• Task directions: Count how many lines hold the word "this" and give that number as the whole answer.

(Records from a collection of figures)
# # # #

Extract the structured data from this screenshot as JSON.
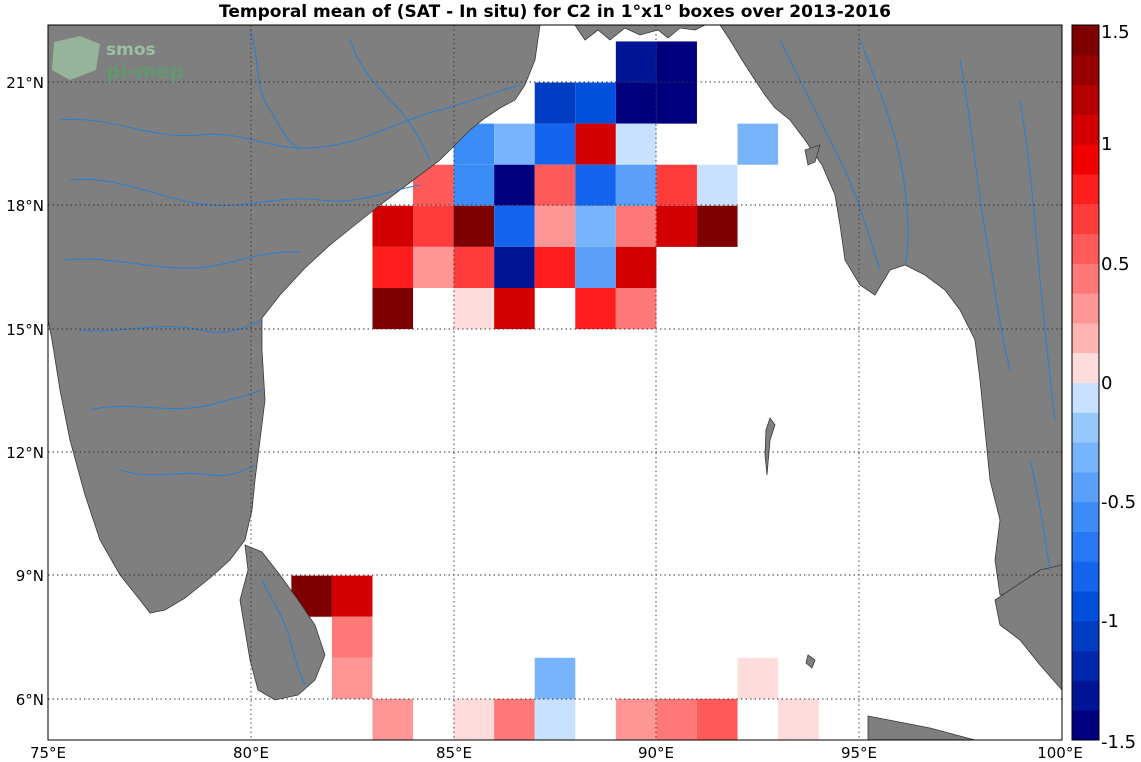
{
  "title": "Temporal mean of (SAT - In situ) for C2 in 1°x1° boxes over 2013-2016",
  "logo": {
    "line1": "smos",
    "line2": "pi-mep"
  },
  "chart_data": {
    "type": "heatmap",
    "title": "Temporal mean of (SAT - In situ) for C2 in 1°x1° boxes over 2013-2016",
    "x_ticks": [
      "75°E",
      "80°E",
      "85°E",
      "90°E",
      "95°E",
      "100°E"
    ],
    "y_ticks": [
      "6°N",
      "9°N",
      "12°N",
      "15°N",
      "18°N",
      "21°N"
    ],
    "xlim": [
      75,
      100
    ],
    "ylim": [
      5,
      22.4
    ],
    "grid": true,
    "colorbar": {
      "ticks": [
        "1.5",
        "1",
        "0.5",
        "0",
        "-0.5",
        "-1",
        "-1.5"
      ],
      "range": [
        -1.5,
        1.5
      ],
      "levels": 24,
      "colors": [
        "#00007f",
        "#001496",
        "#0028ad",
        "#003cc4",
        "#0050db",
        "#1464ee",
        "#2878f5",
        "#3c8cf8",
        "#5aa0fa",
        "#78b4fb",
        "#96c8fc",
        "#c8e1ff",
        "#ffdcdc",
        "#ffb4b4",
        "#ff9696",
        "#ff7878",
        "#ff5a5a",
        "#ff3c3c",
        "#ff1e1e",
        "#f00000",
        "#d20000",
        "#b40000",
        "#960000",
        "#7f0000"
      ]
    },
    "cells": [
      {
        "lon": 89.5,
        "lat": 21.5,
        "value": -1.3
      },
      {
        "lon": 90.5,
        "lat": 21.5,
        "value": -1.5
      },
      {
        "lon": 87.5,
        "lat": 20.5,
        "value": -1.1
      },
      {
        "lon": 88.5,
        "lat": 20.5,
        "value": -0.9
      },
      {
        "lon": 89.5,
        "lat": 20.5,
        "value": -1.5
      },
      {
        "lon": 90.5,
        "lat": 20.5,
        "value": -1.5
      },
      {
        "lon": 85.5,
        "lat": 19.5,
        "value": -0.6
      },
      {
        "lon": 86.5,
        "lat": 19.5,
        "value": -0.3
      },
      {
        "lon": 87.5,
        "lat": 19.5,
        "value": -0.8
      },
      {
        "lon": 88.5,
        "lat": 19.5,
        "value": 1.0
      },
      {
        "lon": 89.5,
        "lat": 19.5,
        "value": -0.1
      },
      {
        "lon": 92.5,
        "lat": 19.5,
        "value": -0.3
      },
      {
        "lon": 84.5,
        "lat": 18.5,
        "value": 0.5
      },
      {
        "lon": 85.5,
        "lat": 18.5,
        "value": -0.6
      },
      {
        "lon": 86.5,
        "lat": 18.5,
        "value": -1.4
      },
      {
        "lon": 87.5,
        "lat": 18.5,
        "value": 0.6
      },
      {
        "lon": 88.5,
        "lat": 18.5,
        "value": -0.8
      },
      {
        "lon": 89.5,
        "lat": 18.5,
        "value": -0.4
      },
      {
        "lon": 90.5,
        "lat": 18.5,
        "value": 0.7
      },
      {
        "lon": 91.5,
        "lat": 18.5,
        "value": -0.1
      },
      {
        "lon": 83.5,
        "lat": 17.5,
        "value": 1.0
      },
      {
        "lon": 84.5,
        "lat": 17.5,
        "value": 0.7
      },
      {
        "lon": 85.5,
        "lat": 17.5,
        "value": 1.5
      },
      {
        "lon": 86.5,
        "lat": 17.5,
        "value": -0.8
      },
      {
        "lon": 87.5,
        "lat": 17.5,
        "value": 0.3
      },
      {
        "lon": 88.5,
        "lat": 17.5,
        "value": -0.3
      },
      {
        "lon": 89.5,
        "lat": 17.5,
        "value": 0.4
      },
      {
        "lon": 90.5,
        "lat": 17.5,
        "value": 1.0
      },
      {
        "lon": 91.5,
        "lat": 17.5,
        "value": 1.5
      },
      {
        "lon": 83.5,
        "lat": 16.5,
        "value": 0.8
      },
      {
        "lon": 84.5,
        "lat": 16.5,
        "value": 0.3
      },
      {
        "lon": 85.5,
        "lat": 16.5,
        "value": 0.7
      },
      {
        "lon": 86.5,
        "lat": 16.5,
        "value": -1.3
      },
      {
        "lon": 87.5,
        "lat": 16.5,
        "value": 0.8
      },
      {
        "lon": 88.5,
        "lat": 16.5,
        "value": -0.5
      },
      {
        "lon": 89.5,
        "lat": 16.5,
        "value": 1.0
      },
      {
        "lon": 83.5,
        "lat": 15.5,
        "value": 1.5
      },
      {
        "lon": 85.5,
        "lat": 15.5,
        "value": 0.1
      },
      {
        "lon": 86.5,
        "lat": 15.5,
        "value": 1.1
      },
      {
        "lon": 88.5,
        "lat": 15.5,
        "value": 0.8
      },
      {
        "lon": 89.5,
        "lat": 15.5,
        "value": 0.4
      },
      {
        "lon": 81.5,
        "lat": 8.5,
        "value": 1.4
      },
      {
        "lon": 82.5,
        "lat": 8.5,
        "value": 1.0
      },
      {
        "lon": 82.5,
        "lat": 7.5,
        "value": 0.4
      },
      {
        "lon": 82.5,
        "lat": 6.5,
        "value": 0.3
      },
      {
        "lon": 87.5,
        "lat": 6.5,
        "value": -0.3
      },
      {
        "lon": 92.5,
        "lat": 6.5,
        "value": 0.1
      },
      {
        "lon": 83.5,
        "lat": 5.5,
        "value": 0.3
      },
      {
        "lon": 85.5,
        "lat": 5.5,
        "value": 0.1
      },
      {
        "lon": 86.5,
        "lat": 5.5,
        "value": 0.4
      },
      {
        "lon": 87.5,
        "lat": 5.5,
        "value": -0.1
      },
      {
        "lon": 89.5,
        "lat": 5.5,
        "value": 0.3
      },
      {
        "lon": 90.5,
        "lat": 5.5,
        "value": 0.4
      },
      {
        "lon": 91.5,
        "lat": 5.5,
        "value": 0.5
      },
      {
        "lon": 93.5,
        "lat": 5.5,
        "value": 0.1
      }
    ]
  }
}
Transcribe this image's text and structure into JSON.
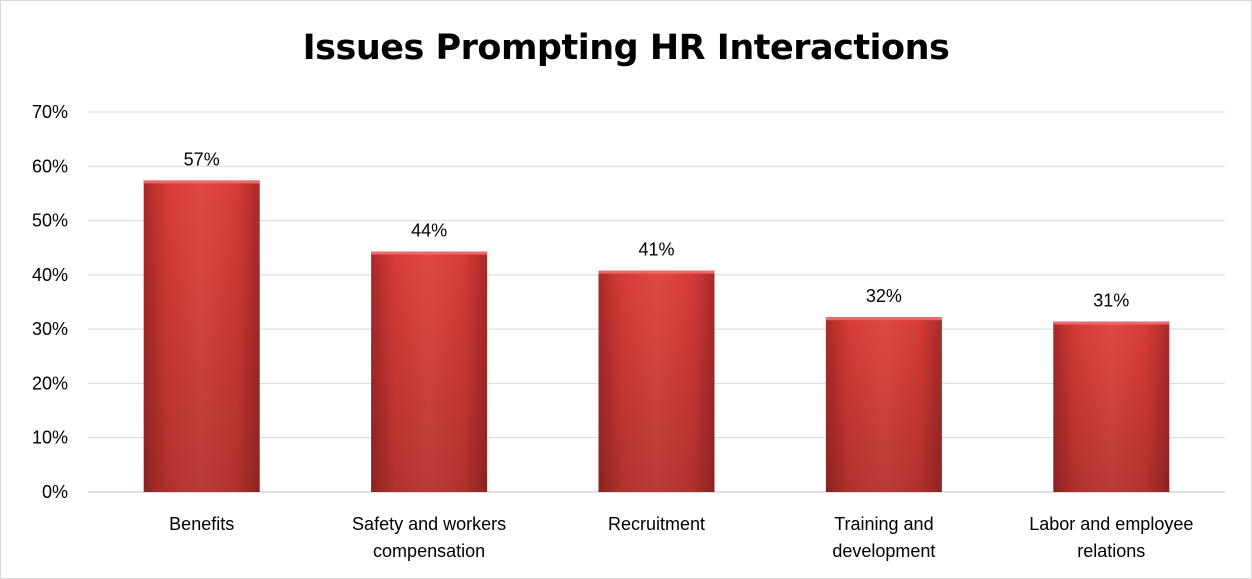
{
  "chart_data": {
    "type": "bar",
    "title": "Issues Prompting HR Interactions",
    "categories": [
      [
        "Benefits"
      ],
      [
        "Safety and workers",
        "compensation"
      ],
      [
        "Recruitment"
      ],
      [
        "Training and",
        "development"
      ],
      [
        "Labor and employee",
        "relations"
      ]
    ],
    "values": [
      57.4,
      44.3,
      40.8,
      32.2,
      31.4
    ],
    "data_labels": [
      "57%",
      "44%",
      "41%",
      "32%",
      "31%"
    ],
    "ylim": [
      0,
      70
    ],
    "yticks": [
      0,
      10,
      20,
      30,
      40,
      50,
      60,
      70
    ],
    "ytick_labels": [
      "0%",
      "10%",
      "20%",
      "30%",
      "40%",
      "50%",
      "60%",
      "70%"
    ],
    "xlabel": "",
    "ylabel": "",
    "grid": true,
    "legend": "none",
    "bar_color": "#d63b38"
  }
}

# # # #

• Solution below: 2